### [WHAT NEEDS TO BE DONE]
Set down each record exactly. Omit the pictures.

### [EXERCISE INPUT]
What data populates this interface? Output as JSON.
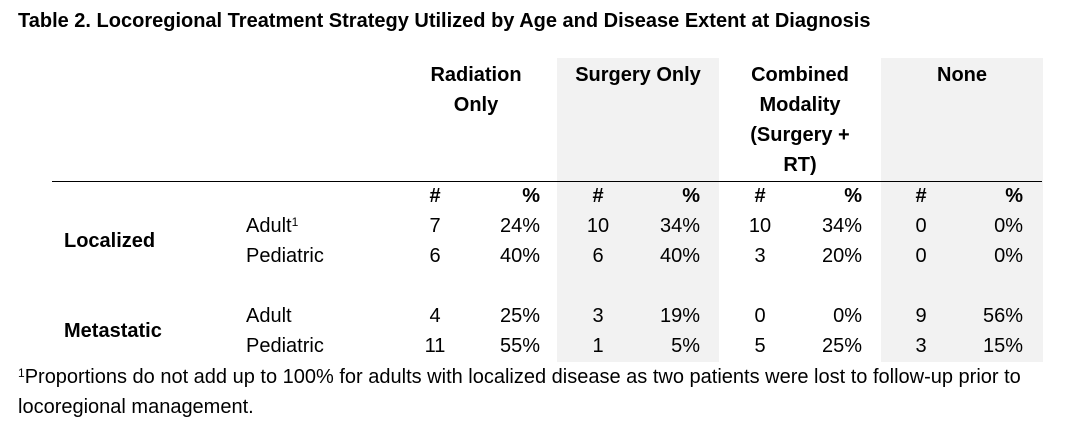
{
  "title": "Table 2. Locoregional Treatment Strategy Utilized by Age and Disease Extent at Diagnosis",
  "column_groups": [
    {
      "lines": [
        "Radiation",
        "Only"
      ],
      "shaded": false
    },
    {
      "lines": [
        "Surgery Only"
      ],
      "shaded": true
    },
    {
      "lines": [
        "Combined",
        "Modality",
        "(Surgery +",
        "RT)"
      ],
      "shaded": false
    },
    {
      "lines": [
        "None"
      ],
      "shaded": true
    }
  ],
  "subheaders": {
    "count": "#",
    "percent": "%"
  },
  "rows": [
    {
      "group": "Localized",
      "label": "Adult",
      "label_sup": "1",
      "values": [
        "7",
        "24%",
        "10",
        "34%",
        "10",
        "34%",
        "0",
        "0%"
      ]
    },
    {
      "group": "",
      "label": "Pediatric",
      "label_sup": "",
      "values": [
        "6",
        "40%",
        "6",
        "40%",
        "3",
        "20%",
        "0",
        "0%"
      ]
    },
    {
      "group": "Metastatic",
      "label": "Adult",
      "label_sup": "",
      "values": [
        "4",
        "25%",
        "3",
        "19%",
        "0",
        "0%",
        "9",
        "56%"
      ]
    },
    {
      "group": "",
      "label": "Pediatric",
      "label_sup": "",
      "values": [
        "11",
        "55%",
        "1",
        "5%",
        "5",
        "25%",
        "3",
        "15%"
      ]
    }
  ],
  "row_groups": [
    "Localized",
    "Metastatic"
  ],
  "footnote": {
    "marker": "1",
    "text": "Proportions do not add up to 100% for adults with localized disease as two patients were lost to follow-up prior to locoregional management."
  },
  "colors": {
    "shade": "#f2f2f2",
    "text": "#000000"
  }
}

### [TASK SOLUTION]
What data populates this interface? Output as JSON.
{
  "title": "Table 2. Locoregional Treatment Strategy Utilized by Age and Disease Extent at Diagnosis",
  "column_groups": [
    {
      "lines": [
        "Radiation",
        "Only"
      ],
      "shaded": false
    },
    {
      "lines": [
        "Surgery Only"
      ],
      "shaded": true
    },
    {
      "lines": [
        "Combined",
        "Modality",
        "(Surgery +",
        "RT)"
      ],
      "shaded": false
    },
    {
      "lines": [
        "None"
      ],
      "shaded": true
    }
  ],
  "subheaders": {
    "count": "#",
    "percent": "%"
  },
  "rows": [
    {
      "group": "Localized",
      "label": "Adult",
      "label_sup": "1",
      "values": [
        "7",
        "24%",
        "10",
        "34%",
        "10",
        "34%",
        "0",
        "0%"
      ]
    },
    {
      "group": "",
      "label": "Pediatric",
      "label_sup": "",
      "values": [
        "6",
        "40%",
        "6",
        "40%",
        "3",
        "20%",
        "0",
        "0%"
      ]
    },
    {
      "group": "Metastatic",
      "label": "Adult",
      "label_sup": "",
      "values": [
        "4",
        "25%",
        "3",
        "19%",
        "0",
        "0%",
        "9",
        "56%"
      ]
    },
    {
      "group": "",
      "label": "Pediatric",
      "label_sup": "",
      "values": [
        "11",
        "55%",
        "1",
        "5%",
        "5",
        "25%",
        "3",
        "15%"
      ]
    }
  ],
  "row_groups": [
    "Localized",
    "Metastatic"
  ],
  "footnote": {
    "marker": "1",
    "text": "Proportions do not add up to 100% for adults with localized disease as two patients were lost to follow-up prior to locoregional management."
  },
  "colors": {
    "shade": "#f2f2f2",
    "text": "#000000"
  }
}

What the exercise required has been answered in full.